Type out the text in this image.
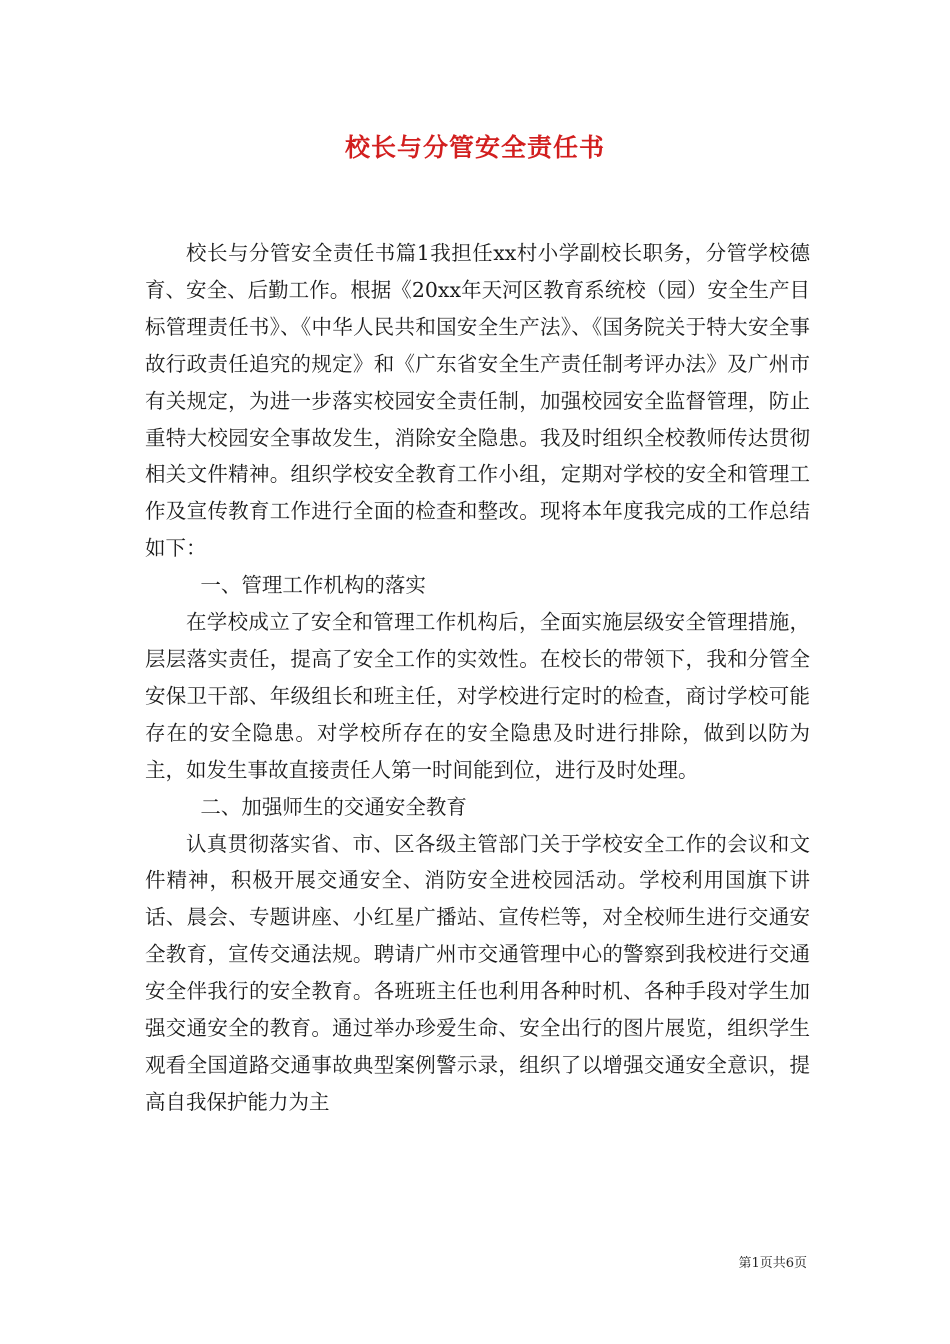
校长与分管安全责任书

校长与分管安全责任书篇1我担任xx村小学副校长职务，分管学校德育、安全、后勤工作。根据《20xx年天河区教育系统校（园）安全生产目标管理责任书》、《中华人民共和国安全生产法》、《国务院关于特大安全事故行政责任追究的规定》和《广东省安全生产责任制考评办法》及广州市有关规定，为进一步落实校园安全责任制，加强校园安全监督管理，防止重特大校园安全事故发生，消除安全隐患。我及时组织全校教师传达贯彻相关文件精神。组织学校安全教育工作小组，定期对学校的安全和管理工作及宣传教育工作进行全面的检查和整改。现将本年度我完成的工作总结如下：

一、管理工作机构的落实

在学校成立了安全和管理工作机构后，全面实施层级安全管理措施，层层落实责任，提高了安全工作的实效性。在校长的带领下，我和分管全安保卫干部、年级组长和班主任，对学校进行定时的检查，商讨学校可能存在的安全隐患。对学校所存在的安全隐患及时进行排除，做到以防为主，如发生事故直接责任人第一时间能到位，进行及时处理。

二、加强师生的交通安全教育

认真贯彻落实省、市、区各级主管部门关于学校安全工作的会议和文件精神，积极开展交通安全、消防安全进校园活动。学校利用国旗下讲话、晨会、专题讲座、小红星广播站、宣传栏等，对全校师生进行交通安全教育，宣传交通法规。聘请广州市交通管理中心的警察到我校进行交通安全伴我行的安全教育。各班班主任也利用各种时机、各种手段对学生加强交通安全的教育。通过举办珍爱生命、安全出行的图片展览，组织学生观看全国道路交通事故典型案例警示录，组织了以增强交通安全意识，提高自我保护能力为主

第1页共6页
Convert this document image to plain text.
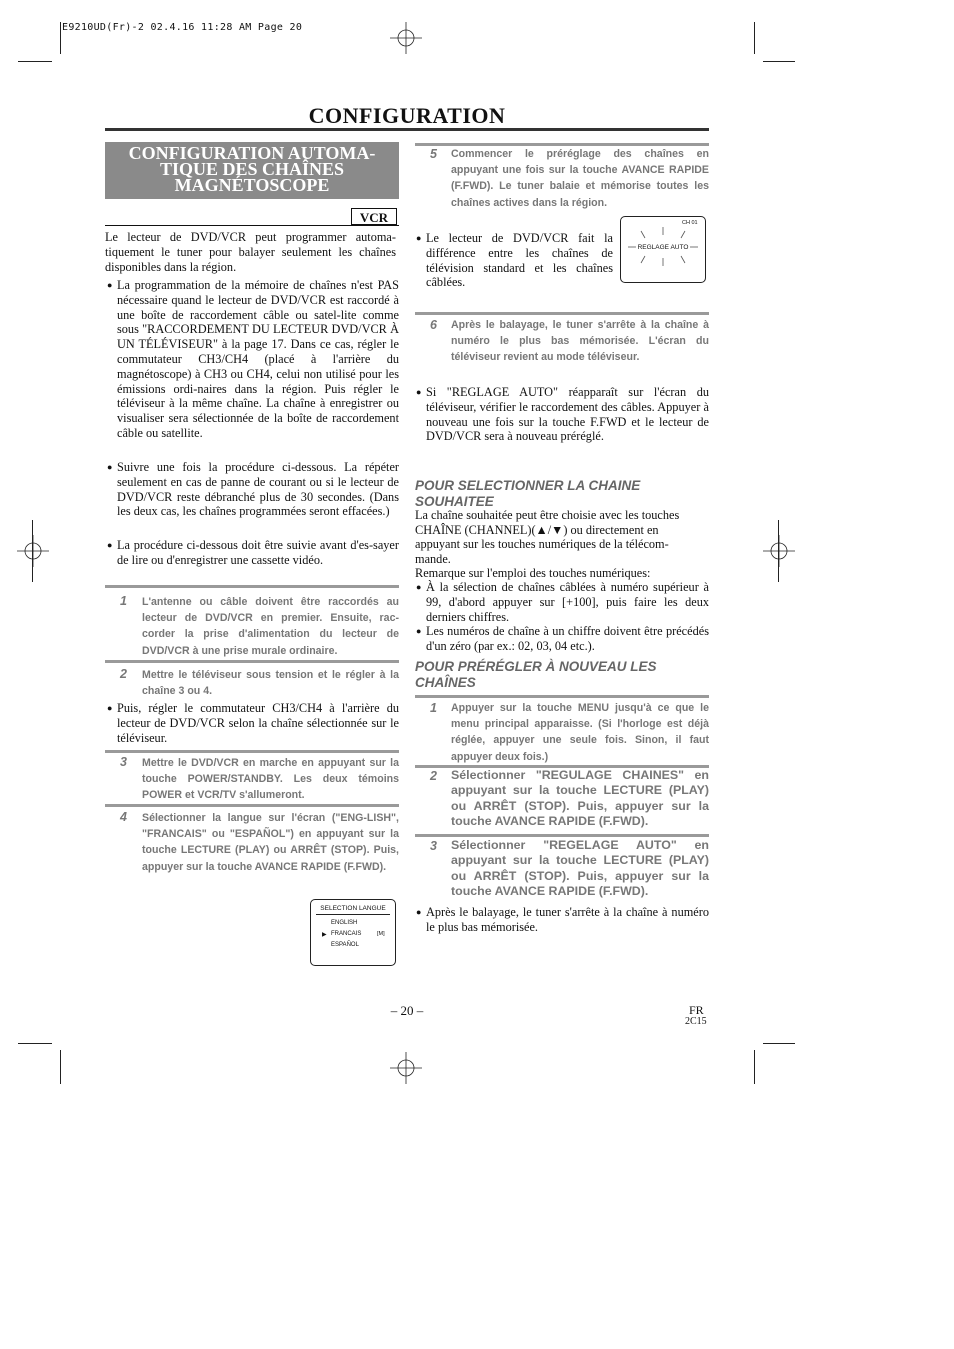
E9210UD(Fr)-2 02.4.16 11:28 AM Page 20
CONFIGURATION
CONFIGURATION AUTOMA-
TIQUE DES CHAÎNES
MAGNÉTOSCOPE
VCR
Le lecteur de DVD/VCR peut programmer automa-tiquement le tuner pour balayer seulement les chaînes disponibles dans la région.
● La programmation de la mémoire de chaînes n'est PAS nécessaire quand le lecteur de DVD/VCR est raccordé à une boîte de raccordement câble ou satel-lite comme sous "RACCORDEMENT DU LECTEUR DVD/VCR À UN TÉLÉVISEUR" à la page 17. Dans ce cas, régler le commutateur CH3/CH4 (placé à l'arrière du magnétoscope) à CH3 ou CH4, celui non utilisé pour les émissions ordi-naires dans la région. Puis régler le téléviseur à la même chaîne. La chaîne à enregistrer ou visualiser sera sélectionnée de la boîte de raccordement câble ou satellite.
● Suivre une fois la procédure ci-dessous. La répéter seulement en cas de panne de courant ou si le lecteur de DVD/VCR reste débranché plus de 30 secondes. (Dans les deux cas, les chaînes programmées seront effacées.)
● La procédure ci-dessous doit être suivie avant d'es-sayer de lire ou d'enregistrer une cassette vidéo.
1 L'antenne ou câble doivent être raccordés au lecteur de DVD/VCR en premier. Ensuite, rac-corder la prise d'alimentation du lecteur de DVD/VCR à une prise murale ordinaire.
2 Mettre le téléviseur sous tension et le régler à la chaîne 3 ou 4.
● Puis, régler le commutateur CH3/CH4 à l'arrière du lecteur de DVD/VCR selon la chaîne sélectionnée sur le téléviseur.
3 Mettre le DVD/VCR en marche en appuyant sur la touche POWER/STANDBY. Les deux témoins POWER et VCR/TV s'allumeront.
4 Sélectionner la langue sur l'écran ("ENG-LISH", "FRANCAIS" ou "ESPAÑOL") en appuyant sur la touche LECTURE (PLAY) ou ARRÊT (STOP). Puis, appuyer sur la touche AVANCE RAPIDE (F.FWD).
SELECTION LANGUE
ENGLISH
▶ FRANCAIS	[M]
ESPAÑOL
5 Commencer le préréglage des chaînes en appuyant une fois sur la touche AVANCE RAPIDE (F.FWD). Le tuner balaie et mémorise toutes les chaînes actives dans la région.
● Le lecteur de DVD/VCR fait la différence entre les chaînes de télévision standard et les chaînes câblées.
CH 01
REGLAGE AUTO
6 Après le balayage, le tuner s'arrête à la chaîne à numéro le plus bas mémorisée. L'écran du téléviseur revient au mode téléviseur.
● Si "REGLAGE AUTO" réapparaît sur l'écran du téléviseur, vérifier le raccordement des câbles. Appuyer à nouveau une fois sur la touche F.FWD et le lecteur de DVD/VCR sera à nouveau préréglé.
POUR SELECTIONNER LA CHAINE
SOUHAITEE
La chaîne souhaitée peut être choisie avec les touches
CHAÎNE (CHANNEL)(▲/▼) ou directement en
appuyant sur les touches numériques de la télécom-
mande.
Remarque sur l'emploi des touches numériques:
● À la sélection de chaînes câblées à numéro supérieur à 99, d'abord appuyer sur [+100], puis faire les deux derniers chiffres.
● Les numéros de chaîne à un chiffre doivent être précédés d'un zéro (par ex.: 02, 03, 04 etc.).
POUR PRÉRÉGLER À NOUVEAU LES
CHAÎNES
1 Appuyer sur la touche MENU jusqu'à ce que le menu principal apparaisse. (Si l'horloge est déjà réglée, appuyer une seule fois. Sinon, il faut appuyer deux fois.)
2 Sélectionner "REGULAGE CHAINES" en appuyant sur la touche LECTURE (PLAY) ou ARRÊT (STOP). Puis, appuyer sur la touche AVANCE RAPIDE (F.FWD).
3 Sélectionner "REGELAGE AUTO" en appuyant sur la touche LECTURE (PLAY) ou ARRÊT (STOP). Puis, appuyer sur la touche AVANCE RAPIDE (F.FWD).
● Après le balayage, le tuner s'arrête à la chaîne à numéro le plus bas mémorisée.
– 20 –	FR
2C15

| Aim |
Copy the material above in full and exactly, skipping pictures.

| Result of this task |
Type out the text in this image.
校长与分管安全责任书

校长与分管安全责任书篇1我担任xx村小学副校长职务，分管学校德育、安全、后勤工作。根据《20xx年天河区教育系统校（园）安全生产目标管理责任书》、《中华人民共和国安全生产法》、《国务院关于特大安全事故行政责任追究的规定》和《广东省安全生产责任制考评办法》及广州市有关规定，为进一步落实校园安全责任制，加强校园安全监督管理，防止重特大校园安全事故发生，消除安全隐患。我及时组织全校教师传达贯彻相关文件精神。组织学校安全教育工作小组，定期对学校的安全和管理工作及宣传教育工作进行全面的检查和整改。现将本年度我完成的工作总结如下：

一、管理工作机构的落实

在学校成立了安全和管理工作机构后，全面实施层级安全管理措施，层层落实责任，提高了安全工作的实效性。在校长的带领下，我和分管全安保卫干部、年级组长和班主任，对学校进行定时的检查，商讨学校可能存在的安全隐患。对学校所存在的安全隐患及时进行排除，做到以防为主，如发生事故直接责任人第一时间能到位，进行及时处理。

二、加强师生的交通安全教育

认真贯彻落实省、市、区各级主管部门关于学校安全工作的会议和文件精神，积极开展交通安全、消防安全进校园活动。学校利用国旗下讲话、晨会、专题讲座、小红星广播站、宣传栏等，对全校师生进行交通安全教育，宣传交通法规。聘请广州市交通管理中心的警察到我校进行交通安全伴我行的安全教育。各班班主任也利用各种时机、各种手段对学生加强交通安全的教育。通过举办珍爱生命、安全出行的图片展览，组织学生观看全国道路交通事故典型案例警示录，组织了以增强交通安全意识，提高自我保护能力为主

第1页共6页
Convert this document image to plain text.
E9210UD(Fr)-2 02.4.16 11:28 AM Page 20
CONFIGURATION
CONFIGURATION AUTOMA-
TIQUE DES CHAÎNES
MAGNÉTOSCOPE
VCR
Le lecteur de DVD/VCR peut programmer automa-tiquement le tuner pour balayer seulement les chaînes disponibles dans la région.
● La programmation de la mémoire de chaînes n'est PAS nécessaire quand le lecteur de DVD/VCR est raccordé à une boîte de raccordement câble ou satel-lite comme sous "RACCORDEMENT DU LECTEUR DVD/VCR À UN TÉLÉVISEUR" à la page 17. Dans ce cas, régler le commutateur CH3/CH4 (placé à l'arrière du magnétoscope) à CH3 ou CH4, celui non utilisé pour les émissions ordi-naires dans la région. Puis régler le téléviseur à la même chaîne. La chaîne à enregistrer ou visualiser sera sélectionnée de la boîte de raccordement câble ou satellite.
● Suivre une fois la procédure ci-dessous. La répéter seulement en cas de panne de courant ou si le lecteur de DVD/VCR reste débranché plus de 30 secondes. (Dans les deux cas, les chaînes programmées seront effacées.)
● La procédure ci-dessous doit être suivie avant d'es-sayer de lire ou d'enregistrer une cassette vidéo.
1 L'antenne ou câble doivent être raccordés au lecteur de DVD/VCR en premier. Ensuite, rac-corder la prise d'alimentation du lecteur de DVD/VCR à une prise murale ordinaire.
2 Mettre le téléviseur sous tension et le régler à la chaîne 3 ou 4.
● Puis, régler le commutateur CH3/CH4 à l'arrière du lecteur de DVD/VCR selon la chaîne sélectionnée sur le téléviseur.
3 Mettre le DVD/VCR en marche en appuyant sur la touche POWER/STANDBY. Les deux témoins POWER et VCR/TV s'allumeront.
4 Sélectionner la langue sur l'écran ("ENG-LISH", "FRANCAIS" ou "ESPAÑOL") en appuyant sur la touche LECTURE (PLAY) ou ARRÊT (STOP). Puis, appuyer sur la touche AVANCE RAPIDE (F.FWD).
SELECTION LANGUE
ENGLISH
▶ FRANCAIS	[M]
ESPAÑOL
5 Commencer le préréglage des chaînes en appuyant une fois sur la touche AVANCE RAPIDE (F.FWD). Le tuner balaie et mémorise toutes les chaînes actives dans la région.
● Le lecteur de DVD/VCR fait la différence entre les chaînes de télévision standard et les chaînes câblées.
CH 01
REGLAGE AUTO
6 Après le balayage, le tuner s'arrête à la chaîne à numéro le plus bas mémorisée. L'écran du téléviseur revient au mode téléviseur.
● Si "REGLAGE AUTO" réapparaît sur l'écran du téléviseur, vérifier le raccordement des câbles. Appuyer à nouveau une fois sur la touche F.FWD et le lecteur de DVD/VCR sera à nouveau préréglé.
POUR SELECTIONNER LA CHAINE
SOUHAITEE
La chaîne souhaitée peut être choisie avec les touches
CHAÎNE (CHANNEL)(▲/▼) ou directement en
appuyant sur les touches numériques de la télécom-
mande.
Remarque sur l'emploi des touches numériques:
● À la sélection de chaînes câblées à numéro supérieur à 99, d'abord appuyer sur [+100], puis faire les deux derniers chiffres.
● Les numéros de chaîne à un chiffre doivent être précédés d'un zéro (par ex.: 02, 03, 04 etc.).
POUR PRÉRÉGLER À NOUVEAU LES
CHAÎNES
1 Appuyer sur la touche MENU jusqu'à ce que le menu principal apparaisse. (Si l'horloge est déjà réglée, appuyer une seule fois. Sinon, il faut appuyer deux fois.)
2 Sélectionner "REGULAGE CHAINES" en appuyant sur la touche LECTURE (PLAY) ou ARRÊT (STOP). Puis, appuyer sur la touche AVANCE RAPIDE (F.FWD).
3 Sélectionner "REGELAGE AUTO" en appuyant sur la touche LECTURE (PLAY) ou ARRÊT (STOP). Puis, appuyer sur la touche AVANCE RAPIDE (F.FWD).
● Après le balayage, le tuner s'arrête à la chaîne à numéro le plus bas mémorisée.
– 20 –	FR
2C15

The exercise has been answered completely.